## REQUIREMENTS
The records below are to be repeated in full, exactly as they are.

┌──

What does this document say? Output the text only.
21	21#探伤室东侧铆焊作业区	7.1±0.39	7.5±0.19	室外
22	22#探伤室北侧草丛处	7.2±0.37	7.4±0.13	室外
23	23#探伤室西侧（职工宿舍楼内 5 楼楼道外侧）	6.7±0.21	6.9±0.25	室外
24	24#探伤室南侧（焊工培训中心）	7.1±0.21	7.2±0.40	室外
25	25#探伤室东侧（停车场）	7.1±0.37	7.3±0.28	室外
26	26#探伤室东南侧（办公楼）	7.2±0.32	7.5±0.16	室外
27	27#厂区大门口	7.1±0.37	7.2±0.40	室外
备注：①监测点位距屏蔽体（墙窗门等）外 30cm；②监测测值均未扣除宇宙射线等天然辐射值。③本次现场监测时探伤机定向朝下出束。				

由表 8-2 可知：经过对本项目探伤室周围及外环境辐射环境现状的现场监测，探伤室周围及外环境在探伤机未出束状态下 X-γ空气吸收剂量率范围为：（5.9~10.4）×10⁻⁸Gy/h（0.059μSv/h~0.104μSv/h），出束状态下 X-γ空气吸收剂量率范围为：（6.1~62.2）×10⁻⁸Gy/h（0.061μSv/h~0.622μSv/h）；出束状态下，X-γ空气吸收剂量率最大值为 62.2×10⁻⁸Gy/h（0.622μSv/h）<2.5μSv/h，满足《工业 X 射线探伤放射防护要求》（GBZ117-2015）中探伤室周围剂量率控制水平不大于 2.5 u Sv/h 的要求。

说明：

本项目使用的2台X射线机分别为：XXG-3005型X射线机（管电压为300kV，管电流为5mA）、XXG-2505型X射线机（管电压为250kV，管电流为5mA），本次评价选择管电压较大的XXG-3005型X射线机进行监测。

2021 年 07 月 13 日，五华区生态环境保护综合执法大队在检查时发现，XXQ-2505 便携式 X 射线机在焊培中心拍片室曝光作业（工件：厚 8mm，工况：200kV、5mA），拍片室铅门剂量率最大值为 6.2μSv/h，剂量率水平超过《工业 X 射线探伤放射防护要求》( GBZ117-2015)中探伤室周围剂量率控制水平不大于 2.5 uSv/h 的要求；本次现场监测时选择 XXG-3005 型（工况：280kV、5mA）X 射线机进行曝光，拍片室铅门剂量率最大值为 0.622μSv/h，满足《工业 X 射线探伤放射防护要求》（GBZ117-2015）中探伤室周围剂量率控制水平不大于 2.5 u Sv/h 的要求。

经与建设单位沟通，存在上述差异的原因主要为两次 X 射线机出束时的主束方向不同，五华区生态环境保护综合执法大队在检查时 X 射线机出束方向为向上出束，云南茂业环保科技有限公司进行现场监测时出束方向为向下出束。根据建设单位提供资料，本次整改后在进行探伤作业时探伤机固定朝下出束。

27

└──

## WRITTEN SOLUTION
What does this document say? Output the text only.
21	21#探伤室东侧铆焊作业区	7.1±0.39	7.5±0.19	室外
22	22#探伤室北侧草丛处	7.2±0.37	7.4±0.13	室外
23	23#探伤室西侧（职工宿舍楼内 5 楼楼道外侧）	6.7±0.21	6.9±0.25	室外
24	24#探伤室南侧（焊工培训中心）	7.1±0.21	7.2±0.40	室外
25	25#探伤室东侧（停车场）	7.1±0.37	7.3±0.28	室外
26	26#探伤室东南侧（办公楼）	7.2±0.32	7.5±0.16	室外
27	27#厂区大门口	7.1±0.37	7.2±0.40	室外
备注：①监测点位距屏蔽体（墙窗门等）外 30cm；②监测测值均未扣除宇宙射线等天然辐射值。③本次现场监测时探伤机定向朝下出束。				

由表 8-2 可知：经过对本项目探伤室周围及外环境辐射环境现状的现场监测，探伤室周围及外环境在探伤机未出束状态下 X-γ空气吸收剂量率范围为：（5.9~10.4）×10⁻⁸Gy/h（0.059μSv/h~0.104μSv/h），出束状态下 X-γ空气吸收剂量率范围为：（6.1~62.2）×10⁻⁸Gy/h（0.061μSv/h~0.622μSv/h）；出束状态下，X-γ空气吸收剂量率最大值为 62.2×10⁻⁸Gy/h（0.622μSv/h）<2.5μSv/h，满足《工业 X 射线探伤放射防护要求》（GBZ117-2015）中探伤室周围剂量率控制水平不大于 2.5 u Sv/h 的要求。

说明：

本项目使用的2台X射线机分别为：XXG-3005型X射线机（管电压为300kV，管电流为5mA）、XXG-2505型X射线机（管电压为250kV，管电流为5mA），本次评价选择管电压较大的XXG-3005型X射线机进行监测。

2021 年 07 月 13 日，五华区生态环境保护综合执法大队在检查时发现，XXQ-2505 便携式 X 射线机在焊培中心拍片室曝光作业（工件：厚 8mm，工况：200kV、5mA），拍片室铅门剂量率最大值为 6.2μSv/h，剂量率水平超过《工业 X 射线探伤放射防护要求》( GBZ117-2015)中探伤室周围剂量率控制水平不大于 2.5 uSv/h 的要求；本次现场监测时选择 XXG-3005 型（工况：280kV、5mA）X 射线机进行曝光，拍片室铅门剂量率最大值为 0.622μSv/h，满足《工业 X 射线探伤放射防护要求》（GBZ117-2015）中探伤室周围剂量率控制水平不大于 2.5 u Sv/h 的要求。

经与建设单位沟通，存在上述差异的原因主要为两次 X 射线机出束时的主束方向不同，五华区生态环境保护综合执法大队在检查时 X 射线机出束方向为向上出束，云南茂业环保科技有限公司进行现场监测时出束方向为向下出束。根据建设单位提供资料，本次整改后在进行探伤作业时探伤机固定朝下出束。

27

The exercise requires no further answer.